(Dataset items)
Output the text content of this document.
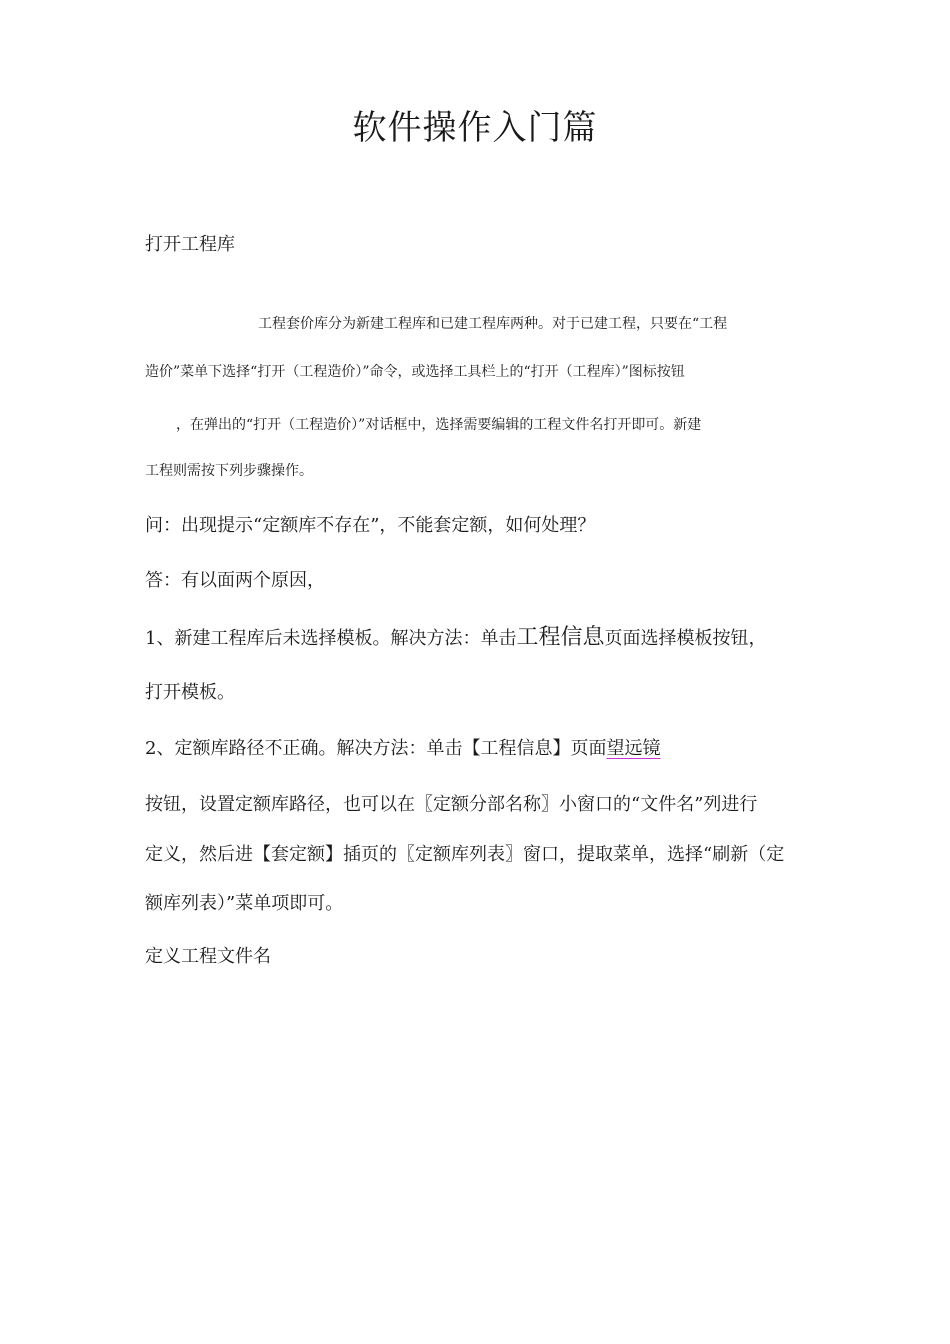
软件操作入门篇
打开工程库
工程套价库分为新建工程库和已建工程库两种。对于已建工程，只要在“工程
造价”菜单下选择“打开（工程造价）”命令，或选择工具栏上的“打开（工程库）”图标按钮
，在弹出的“打开（工程造价）”对话框中，选择需要编辑的工程文件名打开即可。新建
工程则需按下列步骤操作。
问：出现提示“定额库不存在”，不能套定额，如何处理？
答：有以面两个原因，
1、新建工程库后未选择模板。解决方法：单击工程信息页面选择模板按钮，
打开模板。
2、定额库路径不正确。解决方法：单击【工程信息】页面望远镜
按钮，设置定额库路径，也可以在〖定额分部名称〗小窗口的“文件名”列进行
定义，然后进【套定额】插页的〖定额库列表〗窗口，提取菜单，选择“刷新（定
额库列表）”菜单项即可。
定义工程文件名
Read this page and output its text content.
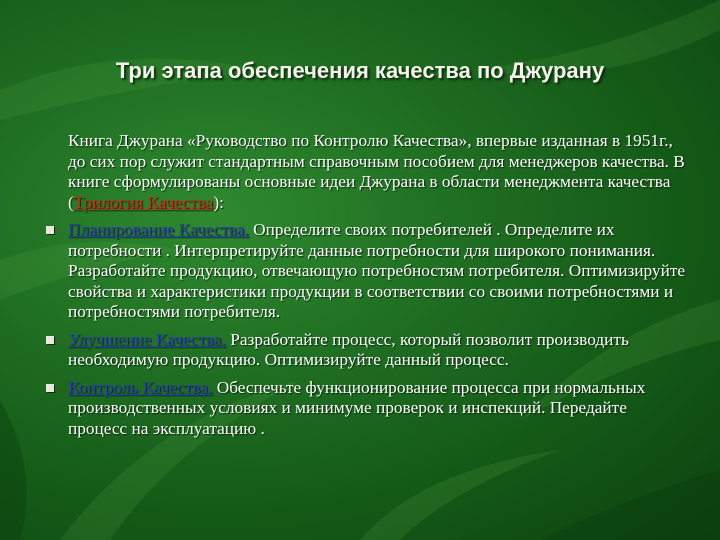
Три этапа обеспечения качества по Джурану

Книга Джурана «Руководство по Контролю Качества», впервые изданная в 1951г., до сих пор служит стандартным справочным пособием для менеджеров качества. В книге сформулированы основные идеи Джурана в области менеджмента качества (Трилогия Качества):

Планирование Качества. Определите своих потребителей . Определите их потребности . Интерпретируйте данные потребности для широкого понимания. Разработайте продукцию, отвечающую потребностям потребителя. Оптимизируйте свойства и характеристики продукции в соответствии со своими потребностями и потребностями потребителя.

Улучшение Качества. Разработайте процесс, который позволит производить необходимую продукцию. Оптимизируйте данный процесс.

Контроль Качества. Обеспечьте функционирование процесса при нормальных производственных условиях и минимуме проверок и инспекций. Передайте процесс на эксплуатацию .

> _REQUEST_
Omit every image. Quote each record exactly.

> _SOLUTION TO THIS TASK_
Output the text content of this document.
软件操作入门篇
打开工程库
工程套价库分为新建工程库和已建工程库两种。对于已建工程，只要在“工程
造价”菜单下选择“打开（工程造价）”命令，或选择工具栏上的“打开（工程库）”图标按钮
，在弹出的“打开（工程造价）”对话框中，选择需要编辑的工程文件名打开即可。新建
工程则需按下列步骤操作。
问：出现提示“定额库不存在”，不能套定额，如何处理？
答：有以面两个原因，
1、新建工程库后未选择模板。解决方法：单击工程信息页面选择模板按钮，
打开模板。
2、定额库路径不正确。解决方法：单击【工程信息】页面望远镜
按钮，设置定额库路径，也可以在〖定额分部名称〗小窗口的“文件名”列进行
定义，然后进【套定额】插页的〖定额库列表〗窗口，提取菜单，选择“刷新（定
额库列表）”菜单项即可。
定义工程文件名
Read this page and output its text content.
Три этапа обеспечения качества по Джурану

Книга Джурана «Руководство по Контролю Качества», впервые изданная в 1951г., до сих пор служит стандартным справочным пособием для менеджеров качества. В книге сформулированы основные идеи Джурана в области менеджмента качества (Трилогия Качества):

Планирование Качества. Определите своих потребителей . Определите их потребности . Интерпретируйте данные потребности для широкого понимания. Разработайте продукцию, отвечающую потребностям потребителя. Оптимизируйте свойства и характеристики продукции в соответствии со своими потребностями и потребностями потребителя.

Улучшение Качества. Разработайте процесс, который позволит производить необходимую продукцию. Оптимизируйте данный процесс.

Контроль Качества. Обеспечьте функционирование процесса при нормальных производственных условиях и минимуме проверок и инспекций. Передайте процесс на эксплуатацию .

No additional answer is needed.